◆ **TASK PROMPT**: Lift out each line of the data that holds "past".

◆ **RECORDS FOR THE TASK**:

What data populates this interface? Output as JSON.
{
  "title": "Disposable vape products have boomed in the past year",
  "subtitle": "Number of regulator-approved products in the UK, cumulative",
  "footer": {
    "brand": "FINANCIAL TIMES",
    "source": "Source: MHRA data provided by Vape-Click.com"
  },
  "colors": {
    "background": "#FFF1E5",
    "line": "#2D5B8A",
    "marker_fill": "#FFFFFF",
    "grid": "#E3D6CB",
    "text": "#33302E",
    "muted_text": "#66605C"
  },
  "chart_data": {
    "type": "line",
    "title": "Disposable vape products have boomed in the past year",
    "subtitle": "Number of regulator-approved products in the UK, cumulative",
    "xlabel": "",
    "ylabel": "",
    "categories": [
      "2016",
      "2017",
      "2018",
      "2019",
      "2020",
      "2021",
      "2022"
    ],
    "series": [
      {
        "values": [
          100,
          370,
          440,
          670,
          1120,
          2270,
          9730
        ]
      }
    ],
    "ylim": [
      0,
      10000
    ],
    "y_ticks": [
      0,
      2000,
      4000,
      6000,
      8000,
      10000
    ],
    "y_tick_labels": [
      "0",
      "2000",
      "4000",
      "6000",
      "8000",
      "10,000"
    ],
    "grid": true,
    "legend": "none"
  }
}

* * *

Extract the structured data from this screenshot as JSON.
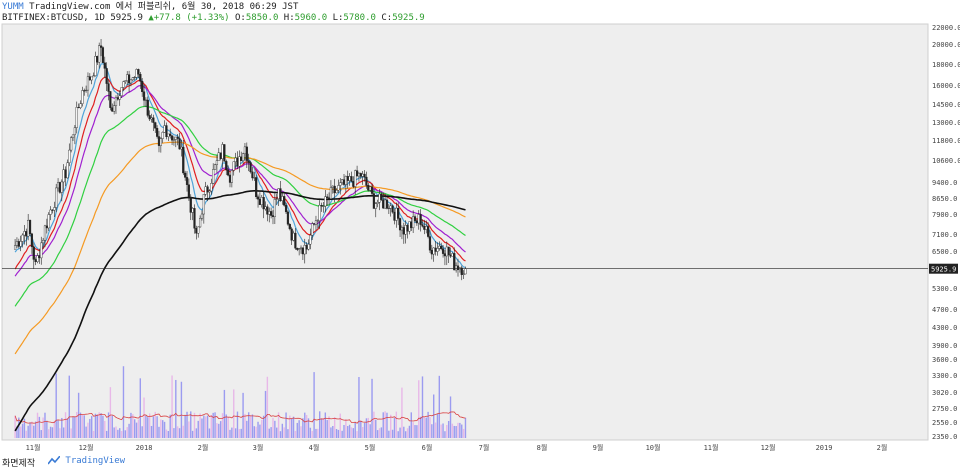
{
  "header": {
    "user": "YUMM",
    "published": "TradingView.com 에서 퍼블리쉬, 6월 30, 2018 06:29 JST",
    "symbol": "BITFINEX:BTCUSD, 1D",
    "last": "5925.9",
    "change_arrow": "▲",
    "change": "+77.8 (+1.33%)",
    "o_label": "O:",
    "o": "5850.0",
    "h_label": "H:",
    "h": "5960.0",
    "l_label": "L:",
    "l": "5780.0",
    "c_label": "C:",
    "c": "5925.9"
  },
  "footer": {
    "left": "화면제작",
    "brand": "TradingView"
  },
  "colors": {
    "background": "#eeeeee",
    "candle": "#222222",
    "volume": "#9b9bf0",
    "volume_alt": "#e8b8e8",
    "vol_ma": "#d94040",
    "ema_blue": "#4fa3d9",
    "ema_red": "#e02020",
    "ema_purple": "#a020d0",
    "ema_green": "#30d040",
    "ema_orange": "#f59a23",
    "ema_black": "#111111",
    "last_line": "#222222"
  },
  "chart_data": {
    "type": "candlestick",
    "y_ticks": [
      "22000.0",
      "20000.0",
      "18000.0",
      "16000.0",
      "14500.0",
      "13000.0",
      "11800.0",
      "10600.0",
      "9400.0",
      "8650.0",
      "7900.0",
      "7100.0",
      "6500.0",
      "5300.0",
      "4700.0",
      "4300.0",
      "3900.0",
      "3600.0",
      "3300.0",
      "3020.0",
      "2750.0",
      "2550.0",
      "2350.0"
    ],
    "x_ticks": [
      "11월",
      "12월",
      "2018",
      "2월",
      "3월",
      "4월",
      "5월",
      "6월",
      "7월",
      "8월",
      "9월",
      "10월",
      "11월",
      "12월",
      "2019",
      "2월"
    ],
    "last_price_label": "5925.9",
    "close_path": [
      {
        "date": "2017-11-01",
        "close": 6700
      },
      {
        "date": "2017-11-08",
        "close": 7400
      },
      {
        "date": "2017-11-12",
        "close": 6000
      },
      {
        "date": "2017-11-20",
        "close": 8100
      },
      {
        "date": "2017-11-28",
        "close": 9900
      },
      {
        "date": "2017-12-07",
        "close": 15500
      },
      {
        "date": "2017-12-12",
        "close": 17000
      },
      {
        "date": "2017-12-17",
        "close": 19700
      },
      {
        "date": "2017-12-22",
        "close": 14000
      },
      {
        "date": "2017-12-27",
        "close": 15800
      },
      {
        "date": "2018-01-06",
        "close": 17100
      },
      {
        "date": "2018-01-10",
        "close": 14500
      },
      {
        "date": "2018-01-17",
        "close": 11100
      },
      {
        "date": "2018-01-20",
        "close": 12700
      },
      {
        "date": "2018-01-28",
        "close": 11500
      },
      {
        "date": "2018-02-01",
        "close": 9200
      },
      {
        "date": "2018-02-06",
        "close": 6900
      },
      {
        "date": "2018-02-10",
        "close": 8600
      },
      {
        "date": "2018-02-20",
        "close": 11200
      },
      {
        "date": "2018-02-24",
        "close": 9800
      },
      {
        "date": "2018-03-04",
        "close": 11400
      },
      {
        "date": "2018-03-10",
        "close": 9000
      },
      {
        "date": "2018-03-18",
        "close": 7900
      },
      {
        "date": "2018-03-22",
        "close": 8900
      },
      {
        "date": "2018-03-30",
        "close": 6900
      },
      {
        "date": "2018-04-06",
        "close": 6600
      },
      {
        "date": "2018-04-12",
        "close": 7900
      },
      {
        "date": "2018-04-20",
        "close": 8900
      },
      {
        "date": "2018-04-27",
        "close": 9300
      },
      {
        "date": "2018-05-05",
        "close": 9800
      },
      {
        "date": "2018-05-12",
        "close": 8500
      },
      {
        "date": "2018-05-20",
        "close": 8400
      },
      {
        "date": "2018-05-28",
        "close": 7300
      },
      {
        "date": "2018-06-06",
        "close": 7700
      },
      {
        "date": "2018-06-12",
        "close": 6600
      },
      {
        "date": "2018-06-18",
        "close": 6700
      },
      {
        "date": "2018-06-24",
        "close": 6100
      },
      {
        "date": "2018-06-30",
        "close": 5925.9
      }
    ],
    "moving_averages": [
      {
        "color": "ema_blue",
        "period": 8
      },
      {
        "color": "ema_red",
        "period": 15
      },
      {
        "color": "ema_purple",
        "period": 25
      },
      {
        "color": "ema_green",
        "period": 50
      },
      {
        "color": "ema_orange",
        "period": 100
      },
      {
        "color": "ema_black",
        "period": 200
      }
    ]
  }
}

◆ **TASK SOLUTION**:
  "title": "Disposable vape products have boomed in the past year",
    "title": "Disposable vape products have boomed in the past year",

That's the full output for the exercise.